# Text provided
• • •

Defending a vulnerable position – a task that had by now become second nature to Elizabeth – was also her response to the other great matter raised at her first parliament in 1559: the question of her marriage. Her loyal subjects were in no doubt that their new queen required a husband. England, after all, needed an heir. Beyond that unarguable imperative, there was the question of her sex. Elizabeth herself was prepared on occasion to gesture, rhetorically at least, towards the frailties of her ‘unwarlike sex and feminine nature’, as she put it in another prayer in 1563.15 In 1560 even her right-hand-man Cecil wished a messenger had not discussed a report from the English ambassador in Paris directly with the queen, ‘being too much, he said, for a woman’s knowledge’.16 When John Aylmer, a Protestant scholar and Jane Grey’s former tutor, sought to answer Knox’s trumpet-blast in print in 1559, he found himself unable to defend the concept of female rule in general, given that women were ‘weak in nature, feeble in body, soft in courage, unskilful in practice’.17 An exceptional woman, however – one such as Elizabeth – might by God’s providence be appointed to the office of kingship, just as Deborah had been a lone female Judge in Old Testament Israel; and in any case, Aylmer added reassuringly, government in England would be conducted not so much by the queen in person as
by her male councillors and judges in her name.

• • •

# Supplied data
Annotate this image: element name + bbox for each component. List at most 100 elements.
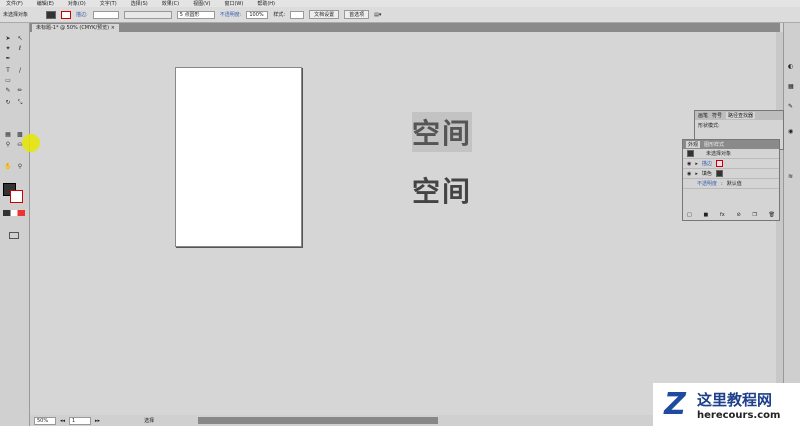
watermark-logo: Z [664, 387, 686, 422]
tab-pathfinder[interactable]: 路径查找器 [726, 112, 756, 119]
arrange-icon[interactable]: ▤▾ [374, 12, 381, 18]
menu-edit[interactable]: 编辑(E) [37, 0, 54, 7]
add-effect-icon[interactable]: fx [720, 212, 725, 218]
control-bar: 未选择对象 描边: 5 点圆形 不透明度: 100% 样式: 文档设置 首选项 … [0, 7, 800, 23]
object-label: 未选择对象 [706, 151, 732, 157]
brush-tool-icon[interactable]: ✎ [4, 87, 12, 94]
appearance-tabs: 外观 图形样式 [683, 140, 779, 149]
menu-help[interactable]: 帮助(H) [257, 0, 275, 7]
direct-selection-tool-icon[interactable]: ↖ [16, 35, 24, 42]
pen-tool-icon[interactable]: ✒ [4, 55, 12, 62]
menu-view[interactable]: 视图(V) [193, 0, 210, 7]
zoom-tool-icon[interactable]: ⚲ [16, 163, 24, 170]
selection-status: 未选择对象 [3, 12, 29, 18]
pencil-tool-icon[interactable]: ✏ [16, 87, 24, 94]
first-page-icon[interactable]: ◂◂ [60, 418, 65, 424]
expand-arrow-icon[interactable]: ▸ [695, 171, 698, 177]
artboard-select[interactable]: 1 [69, 416, 92, 425]
hand-tool-icon[interactable]: ✋ [4, 163, 12, 170]
stroke-color-box[interactable] [10, 190, 23, 203]
tab-symbols[interactable]: 符号 [712, 112, 722, 119]
appearance-fill-row[interactable]: ◉ ▸ 填色 [683, 169, 779, 179]
tab-appearance[interactable]: 外观 [686, 141, 701, 148]
stroke-row-label[interactable]: 描边 [702, 160, 712, 167]
menu-select[interactable]: 选择(S) [131, 0, 148, 7]
screen-mode-icon[interactable] [9, 232, 19, 239]
add-fill-icon[interactable]: ■ [703, 212, 708, 218]
visibility-eye-icon[interactable]: ◉ [687, 161, 691, 167]
line-tool-icon[interactable]: / [16, 67, 24, 74]
canvas-text-outlined[interactable]: 空间 [412, 112, 473, 152]
duplicate-icon[interactable]: ❐ [752, 212, 756, 218]
tab-graphic-styles[interactable]: 图形样式 [704, 141, 724, 148]
appearance-object-row: 未选择对象 [683, 149, 779, 159]
selection-tool-icon[interactable]: ➤ [4, 35, 12, 42]
brush-select[interactable]: 5 点圆形 [176, 10, 215, 19]
panel-dock: ◐ ▦ ✎ ◉ ≋ [783, 23, 800, 426]
menu-effect[interactable]: 效果(C) [162, 0, 179, 7]
document-setup-button[interactable]: 文档设置 [309, 10, 340, 19]
next-page-icon[interactable]: ▸▸ [95, 418, 100, 424]
appearance-panel-icon[interactable]: ◉ [788, 128, 793, 135]
color-panel-icon[interactable]: ◐ [788, 63, 793, 70]
style-label: 样式: [273, 12, 286, 18]
opacity-row-label[interactable]: 不透明度 [697, 180, 717, 187]
color-mode-buttons[interactable] [3, 210, 25, 216]
opacity-row-value: 默认值 [726, 181, 742, 187]
delete-icon[interactable]: 🗑 [769, 212, 775, 218]
style-select[interactable] [290, 10, 305, 19]
vertical-scrollbar[interactable] [776, 32, 783, 412]
menu-object[interactable]: 对象(O) [68, 0, 86, 7]
document-tab[interactable]: 未标题-1* @ 50% (CMYK/预览) × [32, 24, 119, 32]
scale-tool-icon[interactable]: ⤡ [16, 99, 24, 106]
stroke-swatch[interactable] [61, 10, 71, 19]
stroke-weight-input[interactable] [92, 10, 119, 19]
stroke-label[interactable]: 描边: [76, 11, 88, 18]
artboard[interactable] [175, 67, 302, 247]
menu-file[interactable]: 文件(F) [6, 0, 23, 7]
menu-window[interactable]: 窗口(W) [224, 0, 243, 7]
document-tab-bar: 未标题-1* @ 50% (CMYK/预览) × [30, 23, 780, 32]
watermark-url: herecours.com [697, 409, 781, 421]
opacity-label[interactable]: 不透明度: [220, 11, 242, 18]
close-icon[interactable]: × [111, 25, 115, 31]
current-tool-status: 选择 [144, 418, 155, 424]
canvas-text[interactable]: 空间 [412, 170, 472, 210]
appearance-opacity-row[interactable]: 不透明度: 默认值 [683, 179, 779, 189]
preferences-button[interactable]: 首选项 [344, 10, 370, 19]
object-thumbnail [687, 150, 694, 157]
cursor-highlight [22, 134, 40, 152]
shape-modes-label: 形状模式: [698, 123, 720, 129]
expand-arrow-icon[interactable]: ▸ [695, 161, 698, 167]
watermark: Z 这里教程网 herecours.com [653, 383, 800, 426]
layers-panel-icon[interactable]: ≋ [788, 173, 793, 180]
appearance-stroke-row[interactable]: ◉ ▸ 描边 [683, 159, 779, 169]
visibility-eye-icon[interactable]: ◉ [687, 171, 691, 177]
opacity-input[interactable]: 100% [246, 10, 269, 19]
watermark-name: 这里教程网 [697, 390, 773, 409]
lasso-icon[interactable]: ℓ [16, 45, 24, 52]
menu-bar: 文件(F) 编辑(E) 对象(O) 文字(T) 选择(S) 效果(C) 视图(V… [0, 0, 800, 7]
horizontal-scrollbar[interactable] [198, 417, 439, 424]
menu-type[interactable]: 文字(T) [100, 0, 117, 7]
stroke-row-swatch[interactable] [715, 160, 723, 167]
gradient-tool-icon[interactable]: ▦ [4, 131, 12, 138]
rotate-tool-icon[interactable]: ↻ [4, 99, 12, 106]
brushes-panel-icon[interactable]: ✎ [788, 103, 793, 110]
eyedropper-icon[interactable]: ⚲ [4, 141, 12, 148]
pathfinder-tabs: 画笔 符号 路径查找器 [695, 111, 783, 120]
variable-width-select[interactable] [123, 10, 172, 19]
magic-wand-icon[interactable]: ✦ [4, 45, 12, 52]
fill-swatch[interactable] [46, 10, 56, 19]
zoom-select[interactable]: 50% [34, 416, 56, 425]
fill-row-swatch[interactable] [715, 170, 723, 177]
fill-row-label[interactable]: 填色 [702, 170, 712, 177]
tools-panel: ➤ ↖ ✦ ℓ ✒ T / ▭ ✎ ✏ ↻ ⤡ ▦ ▩ ⚲ ⛀ ✋ ⚲ [0, 23, 30, 426]
clear-icon[interactable]: ⊘ [736, 212, 740, 218]
add-stroke-icon[interactable]: □ [687, 212, 692, 218]
rectangle-tool-icon[interactable]: ▭ [4, 77, 12, 84]
type-tool-icon[interactable]: T [4, 67, 12, 74]
appearance-panel: 外观 图形样式 未选择对象 ◉ ▸ 描边 ◉ ▸ 填色 不透明度: 默认值 □ ■ fx ⊘ ❐ 🗑 [682, 139, 780, 221]
swatches-panel-icon[interactable]: ▦ [788, 83, 794, 90]
tab-brushes[interactable]: 画笔 [698, 112, 708, 119]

• • •

# Set tasks
1. In the text on Elizabeth's marriage question, which Old Testament figure did John Aylmer use to show that an exceptional woman could be appointed to kingship?
2. Rewrite the paragraph of the Elizabeth text that begins "Defending a vulnerable position" as a short bulleted list that keeps its main facts.

# Solutions by task
1. Deborah, who had been a lone female Judge in Old Testament Israel.

2.
- Elizabeth's first parliament, in 1559, raised the question of her marriage, and she met it by defending a vulnerable position, a task that had become second nature to her.
- Her subjects had no doubt that she needed a husband, above all because England needed an heir.
- Her sex was also at issue. Elizabeth herself sometimes spoke of the frailties of her "unwarlike sex and feminine nature," as in a 1563 prayer.
- In 1560, Cecil wished a messenger had not discussed a report from the English ambassador in Paris directly with the queen, calling it too much for a woman's knowledge.
- In 1559, John Aylmer, a Protestant scholar and Jane Grey's former tutor, answered Knox in print. He could not defend female rule in general, since he held women to be weak and unskilled.
- Aylmer argued that God's providence might appoint an exceptional woman like Elizabeth to kingship, as with Deborah, the lone female Judge in Old Testament Israel.
- He added that England would be governed less by the queen in person than by her male councillors and judges in her name.